▶ Work to be completed: Where a line below holds the string "grand", copy that line.

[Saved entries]
● ● ● ● ●

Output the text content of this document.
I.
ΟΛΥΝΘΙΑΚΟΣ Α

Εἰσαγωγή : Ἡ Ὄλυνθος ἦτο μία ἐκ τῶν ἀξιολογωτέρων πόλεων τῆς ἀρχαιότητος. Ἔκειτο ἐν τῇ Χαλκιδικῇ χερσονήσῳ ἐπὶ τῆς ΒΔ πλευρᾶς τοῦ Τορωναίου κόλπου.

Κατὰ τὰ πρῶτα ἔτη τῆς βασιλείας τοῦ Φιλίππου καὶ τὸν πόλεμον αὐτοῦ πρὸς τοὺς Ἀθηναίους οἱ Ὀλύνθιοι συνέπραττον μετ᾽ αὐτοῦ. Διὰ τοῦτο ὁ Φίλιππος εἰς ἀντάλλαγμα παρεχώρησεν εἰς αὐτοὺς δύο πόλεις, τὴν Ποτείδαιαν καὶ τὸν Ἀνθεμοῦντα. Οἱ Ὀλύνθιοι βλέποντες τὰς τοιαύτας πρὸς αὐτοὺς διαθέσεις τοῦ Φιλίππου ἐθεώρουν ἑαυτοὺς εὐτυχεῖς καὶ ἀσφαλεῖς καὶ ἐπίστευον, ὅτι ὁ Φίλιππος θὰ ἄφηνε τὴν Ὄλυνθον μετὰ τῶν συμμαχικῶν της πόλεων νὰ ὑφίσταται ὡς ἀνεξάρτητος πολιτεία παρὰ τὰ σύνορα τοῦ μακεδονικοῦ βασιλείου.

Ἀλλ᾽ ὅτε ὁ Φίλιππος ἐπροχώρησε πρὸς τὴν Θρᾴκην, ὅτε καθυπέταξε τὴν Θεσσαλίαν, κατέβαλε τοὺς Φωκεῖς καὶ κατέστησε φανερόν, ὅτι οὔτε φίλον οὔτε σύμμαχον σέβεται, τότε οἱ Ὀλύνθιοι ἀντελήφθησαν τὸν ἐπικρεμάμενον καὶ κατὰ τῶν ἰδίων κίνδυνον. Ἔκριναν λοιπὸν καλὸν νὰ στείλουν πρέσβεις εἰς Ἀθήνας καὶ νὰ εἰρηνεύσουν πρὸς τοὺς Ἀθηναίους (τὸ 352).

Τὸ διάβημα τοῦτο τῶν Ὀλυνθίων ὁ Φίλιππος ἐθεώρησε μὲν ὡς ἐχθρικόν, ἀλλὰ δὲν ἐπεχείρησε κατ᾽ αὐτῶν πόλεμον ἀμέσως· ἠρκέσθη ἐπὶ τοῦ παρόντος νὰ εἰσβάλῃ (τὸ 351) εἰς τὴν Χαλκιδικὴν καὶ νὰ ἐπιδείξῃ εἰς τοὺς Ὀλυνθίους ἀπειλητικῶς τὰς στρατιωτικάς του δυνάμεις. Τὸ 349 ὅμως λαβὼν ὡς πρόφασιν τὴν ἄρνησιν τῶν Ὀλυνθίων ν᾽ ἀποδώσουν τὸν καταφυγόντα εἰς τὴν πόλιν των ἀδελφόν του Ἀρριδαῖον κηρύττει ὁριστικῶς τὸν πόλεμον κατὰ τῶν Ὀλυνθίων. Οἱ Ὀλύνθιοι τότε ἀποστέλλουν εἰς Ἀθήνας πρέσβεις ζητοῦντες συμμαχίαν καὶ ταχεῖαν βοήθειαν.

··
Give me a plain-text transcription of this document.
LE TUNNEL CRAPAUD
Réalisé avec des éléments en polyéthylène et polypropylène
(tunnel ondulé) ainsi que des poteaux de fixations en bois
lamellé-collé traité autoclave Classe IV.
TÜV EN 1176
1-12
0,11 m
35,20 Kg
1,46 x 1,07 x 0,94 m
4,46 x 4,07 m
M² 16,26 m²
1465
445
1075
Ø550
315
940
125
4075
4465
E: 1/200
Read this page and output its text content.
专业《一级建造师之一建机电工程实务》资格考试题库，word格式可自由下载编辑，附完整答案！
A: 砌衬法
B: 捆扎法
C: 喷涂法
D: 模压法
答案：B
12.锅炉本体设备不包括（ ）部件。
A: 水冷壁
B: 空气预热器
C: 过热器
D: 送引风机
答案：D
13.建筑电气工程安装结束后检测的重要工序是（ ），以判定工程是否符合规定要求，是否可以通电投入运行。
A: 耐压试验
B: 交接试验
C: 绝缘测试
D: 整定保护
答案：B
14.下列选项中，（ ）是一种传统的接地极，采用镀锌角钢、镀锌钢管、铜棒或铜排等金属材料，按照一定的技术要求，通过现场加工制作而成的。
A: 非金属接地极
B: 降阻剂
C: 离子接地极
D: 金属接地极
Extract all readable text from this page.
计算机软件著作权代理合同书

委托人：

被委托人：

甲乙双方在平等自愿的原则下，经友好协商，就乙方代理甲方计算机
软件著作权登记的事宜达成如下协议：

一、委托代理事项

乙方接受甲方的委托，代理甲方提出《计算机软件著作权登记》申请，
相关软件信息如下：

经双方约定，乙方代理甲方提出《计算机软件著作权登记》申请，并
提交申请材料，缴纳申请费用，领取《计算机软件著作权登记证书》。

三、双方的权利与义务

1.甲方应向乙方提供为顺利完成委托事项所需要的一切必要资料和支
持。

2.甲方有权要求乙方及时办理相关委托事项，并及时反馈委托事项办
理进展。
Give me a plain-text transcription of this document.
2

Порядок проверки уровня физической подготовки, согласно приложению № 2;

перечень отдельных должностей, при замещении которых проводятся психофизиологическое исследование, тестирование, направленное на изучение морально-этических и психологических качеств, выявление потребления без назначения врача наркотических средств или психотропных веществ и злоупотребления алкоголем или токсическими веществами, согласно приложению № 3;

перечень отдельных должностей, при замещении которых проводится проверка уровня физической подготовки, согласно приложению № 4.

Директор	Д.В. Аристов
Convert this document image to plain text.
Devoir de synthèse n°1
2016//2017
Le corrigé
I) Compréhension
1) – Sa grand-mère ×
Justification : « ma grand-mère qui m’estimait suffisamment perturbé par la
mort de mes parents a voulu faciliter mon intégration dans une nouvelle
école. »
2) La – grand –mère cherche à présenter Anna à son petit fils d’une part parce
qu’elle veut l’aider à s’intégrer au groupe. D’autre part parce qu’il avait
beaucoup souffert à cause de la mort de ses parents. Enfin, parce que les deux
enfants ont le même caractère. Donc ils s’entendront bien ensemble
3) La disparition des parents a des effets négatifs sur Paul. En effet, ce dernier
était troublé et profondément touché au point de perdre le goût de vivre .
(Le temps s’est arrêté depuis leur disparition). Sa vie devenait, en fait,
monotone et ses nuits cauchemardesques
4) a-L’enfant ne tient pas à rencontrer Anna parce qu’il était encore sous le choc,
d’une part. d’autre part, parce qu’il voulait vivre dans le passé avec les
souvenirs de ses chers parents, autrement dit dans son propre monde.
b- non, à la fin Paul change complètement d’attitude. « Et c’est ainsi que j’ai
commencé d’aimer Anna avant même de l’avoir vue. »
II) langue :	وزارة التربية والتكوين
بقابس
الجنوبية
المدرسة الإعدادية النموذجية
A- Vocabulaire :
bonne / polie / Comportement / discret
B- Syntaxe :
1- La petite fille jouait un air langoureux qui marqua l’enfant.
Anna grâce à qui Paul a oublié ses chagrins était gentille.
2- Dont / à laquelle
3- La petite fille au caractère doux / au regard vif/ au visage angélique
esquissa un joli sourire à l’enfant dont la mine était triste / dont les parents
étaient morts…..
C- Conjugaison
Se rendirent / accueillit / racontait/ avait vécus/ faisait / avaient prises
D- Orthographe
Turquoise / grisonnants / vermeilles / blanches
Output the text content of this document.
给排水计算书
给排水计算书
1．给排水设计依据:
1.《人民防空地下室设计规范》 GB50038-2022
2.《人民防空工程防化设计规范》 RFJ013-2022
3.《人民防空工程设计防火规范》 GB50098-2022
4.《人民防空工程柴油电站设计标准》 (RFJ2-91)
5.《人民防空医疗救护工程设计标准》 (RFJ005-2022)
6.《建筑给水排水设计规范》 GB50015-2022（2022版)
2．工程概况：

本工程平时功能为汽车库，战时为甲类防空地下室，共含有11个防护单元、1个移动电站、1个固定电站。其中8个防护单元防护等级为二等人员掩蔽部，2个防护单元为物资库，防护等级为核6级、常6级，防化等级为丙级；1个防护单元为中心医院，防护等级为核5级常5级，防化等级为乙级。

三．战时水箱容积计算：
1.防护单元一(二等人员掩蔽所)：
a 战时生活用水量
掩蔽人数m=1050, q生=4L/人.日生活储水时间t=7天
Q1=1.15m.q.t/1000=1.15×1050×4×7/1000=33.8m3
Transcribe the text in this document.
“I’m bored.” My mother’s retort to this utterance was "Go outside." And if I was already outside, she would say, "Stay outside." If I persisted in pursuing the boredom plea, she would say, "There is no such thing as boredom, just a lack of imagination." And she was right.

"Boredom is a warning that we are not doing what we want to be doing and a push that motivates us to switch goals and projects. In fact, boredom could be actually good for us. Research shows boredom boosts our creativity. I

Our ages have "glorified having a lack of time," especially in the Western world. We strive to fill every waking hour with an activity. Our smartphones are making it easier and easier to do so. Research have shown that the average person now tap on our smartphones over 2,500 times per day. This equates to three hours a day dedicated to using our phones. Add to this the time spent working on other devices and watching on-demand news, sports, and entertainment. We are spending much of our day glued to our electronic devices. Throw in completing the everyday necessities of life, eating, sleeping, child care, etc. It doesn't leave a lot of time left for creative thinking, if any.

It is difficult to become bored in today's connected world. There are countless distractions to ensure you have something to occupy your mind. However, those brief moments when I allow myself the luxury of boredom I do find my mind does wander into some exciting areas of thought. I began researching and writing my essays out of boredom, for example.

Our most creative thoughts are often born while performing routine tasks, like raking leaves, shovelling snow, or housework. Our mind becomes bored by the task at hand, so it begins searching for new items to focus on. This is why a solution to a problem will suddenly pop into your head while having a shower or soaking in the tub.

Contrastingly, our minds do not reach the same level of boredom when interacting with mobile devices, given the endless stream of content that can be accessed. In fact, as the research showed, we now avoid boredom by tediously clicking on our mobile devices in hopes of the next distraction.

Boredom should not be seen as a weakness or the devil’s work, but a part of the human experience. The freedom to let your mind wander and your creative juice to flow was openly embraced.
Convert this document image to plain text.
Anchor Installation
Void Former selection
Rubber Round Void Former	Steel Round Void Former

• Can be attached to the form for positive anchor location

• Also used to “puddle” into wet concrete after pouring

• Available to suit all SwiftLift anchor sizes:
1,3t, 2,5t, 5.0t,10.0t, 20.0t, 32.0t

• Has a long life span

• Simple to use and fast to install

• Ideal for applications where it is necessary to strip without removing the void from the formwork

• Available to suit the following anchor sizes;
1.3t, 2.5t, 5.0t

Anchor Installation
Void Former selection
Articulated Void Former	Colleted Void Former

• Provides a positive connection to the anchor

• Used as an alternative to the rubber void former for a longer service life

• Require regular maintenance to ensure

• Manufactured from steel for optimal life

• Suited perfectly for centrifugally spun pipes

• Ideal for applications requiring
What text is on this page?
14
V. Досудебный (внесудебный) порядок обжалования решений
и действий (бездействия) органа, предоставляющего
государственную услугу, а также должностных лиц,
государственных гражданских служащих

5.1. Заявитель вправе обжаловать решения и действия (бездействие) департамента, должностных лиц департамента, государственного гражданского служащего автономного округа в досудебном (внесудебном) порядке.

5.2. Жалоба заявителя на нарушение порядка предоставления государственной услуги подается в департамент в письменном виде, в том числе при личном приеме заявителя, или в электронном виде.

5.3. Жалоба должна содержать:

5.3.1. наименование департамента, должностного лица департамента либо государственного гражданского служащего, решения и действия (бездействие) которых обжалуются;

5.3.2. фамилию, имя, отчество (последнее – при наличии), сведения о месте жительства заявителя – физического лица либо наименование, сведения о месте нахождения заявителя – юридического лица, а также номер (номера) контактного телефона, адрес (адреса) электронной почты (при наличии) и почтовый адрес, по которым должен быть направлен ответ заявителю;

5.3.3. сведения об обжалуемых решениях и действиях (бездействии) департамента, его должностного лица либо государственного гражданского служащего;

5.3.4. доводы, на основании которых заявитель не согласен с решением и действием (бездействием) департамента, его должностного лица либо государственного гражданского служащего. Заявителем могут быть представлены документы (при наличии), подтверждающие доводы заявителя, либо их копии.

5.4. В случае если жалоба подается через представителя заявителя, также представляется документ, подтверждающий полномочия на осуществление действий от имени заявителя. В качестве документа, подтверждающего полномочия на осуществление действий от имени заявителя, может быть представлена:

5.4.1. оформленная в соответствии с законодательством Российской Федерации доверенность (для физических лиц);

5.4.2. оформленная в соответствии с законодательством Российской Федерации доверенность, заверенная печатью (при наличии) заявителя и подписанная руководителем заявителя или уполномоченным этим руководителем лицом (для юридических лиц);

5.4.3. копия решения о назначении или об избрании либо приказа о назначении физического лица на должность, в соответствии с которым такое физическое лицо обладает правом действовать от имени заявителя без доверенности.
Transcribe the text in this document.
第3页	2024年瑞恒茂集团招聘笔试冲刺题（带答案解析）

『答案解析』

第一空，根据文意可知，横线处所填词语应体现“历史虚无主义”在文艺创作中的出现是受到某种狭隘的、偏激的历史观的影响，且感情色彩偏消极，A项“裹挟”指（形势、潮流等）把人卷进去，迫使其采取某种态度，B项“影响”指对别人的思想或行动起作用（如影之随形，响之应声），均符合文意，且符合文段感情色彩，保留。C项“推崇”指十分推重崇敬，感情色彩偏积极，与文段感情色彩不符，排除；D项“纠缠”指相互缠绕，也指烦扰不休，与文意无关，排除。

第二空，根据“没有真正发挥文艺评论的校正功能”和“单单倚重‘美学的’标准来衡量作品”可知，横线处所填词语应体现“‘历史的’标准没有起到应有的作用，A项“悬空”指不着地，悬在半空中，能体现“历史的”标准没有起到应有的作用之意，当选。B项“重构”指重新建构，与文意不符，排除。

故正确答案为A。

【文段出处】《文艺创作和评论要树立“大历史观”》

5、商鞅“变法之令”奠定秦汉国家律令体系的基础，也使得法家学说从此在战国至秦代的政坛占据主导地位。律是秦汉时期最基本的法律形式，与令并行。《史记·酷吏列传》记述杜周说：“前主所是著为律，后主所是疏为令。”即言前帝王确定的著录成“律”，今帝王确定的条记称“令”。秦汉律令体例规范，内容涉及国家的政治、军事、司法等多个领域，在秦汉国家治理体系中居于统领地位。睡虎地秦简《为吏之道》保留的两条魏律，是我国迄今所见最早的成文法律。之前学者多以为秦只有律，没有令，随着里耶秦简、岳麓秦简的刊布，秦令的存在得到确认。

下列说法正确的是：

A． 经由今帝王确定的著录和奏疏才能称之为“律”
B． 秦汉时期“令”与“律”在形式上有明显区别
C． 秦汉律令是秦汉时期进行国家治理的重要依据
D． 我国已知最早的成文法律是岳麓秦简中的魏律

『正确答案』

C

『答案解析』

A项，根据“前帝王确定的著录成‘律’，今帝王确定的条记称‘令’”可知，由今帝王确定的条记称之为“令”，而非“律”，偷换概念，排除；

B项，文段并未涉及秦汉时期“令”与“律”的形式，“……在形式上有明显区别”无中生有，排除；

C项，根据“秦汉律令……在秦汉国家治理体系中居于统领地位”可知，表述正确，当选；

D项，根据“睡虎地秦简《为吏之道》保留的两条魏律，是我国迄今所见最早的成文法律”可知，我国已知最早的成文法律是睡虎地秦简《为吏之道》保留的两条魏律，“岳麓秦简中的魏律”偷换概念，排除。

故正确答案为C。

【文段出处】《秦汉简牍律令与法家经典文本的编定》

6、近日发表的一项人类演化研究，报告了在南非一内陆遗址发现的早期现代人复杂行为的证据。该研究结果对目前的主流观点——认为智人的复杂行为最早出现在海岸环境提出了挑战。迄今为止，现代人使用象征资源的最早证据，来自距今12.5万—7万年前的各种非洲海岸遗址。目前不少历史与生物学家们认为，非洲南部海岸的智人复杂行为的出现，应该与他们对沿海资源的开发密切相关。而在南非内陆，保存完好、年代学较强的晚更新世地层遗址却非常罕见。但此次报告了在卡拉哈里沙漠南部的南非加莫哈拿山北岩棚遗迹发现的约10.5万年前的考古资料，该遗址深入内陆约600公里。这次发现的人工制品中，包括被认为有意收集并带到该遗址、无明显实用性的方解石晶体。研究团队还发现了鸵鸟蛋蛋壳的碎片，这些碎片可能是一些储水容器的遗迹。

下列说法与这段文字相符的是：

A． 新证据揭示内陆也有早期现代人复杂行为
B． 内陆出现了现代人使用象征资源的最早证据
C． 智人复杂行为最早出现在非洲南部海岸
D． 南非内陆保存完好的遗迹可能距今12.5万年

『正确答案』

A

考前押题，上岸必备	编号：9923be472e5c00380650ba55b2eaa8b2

● ● ● ● ●

▶ Exercise output:
1) – Sa grand-mère ×
Justification : « ma grand-mère qui m’estimait suffisamment perturbé par la
2) La – grand –mère cherche à présenter Anna à son petit fils d’une part parce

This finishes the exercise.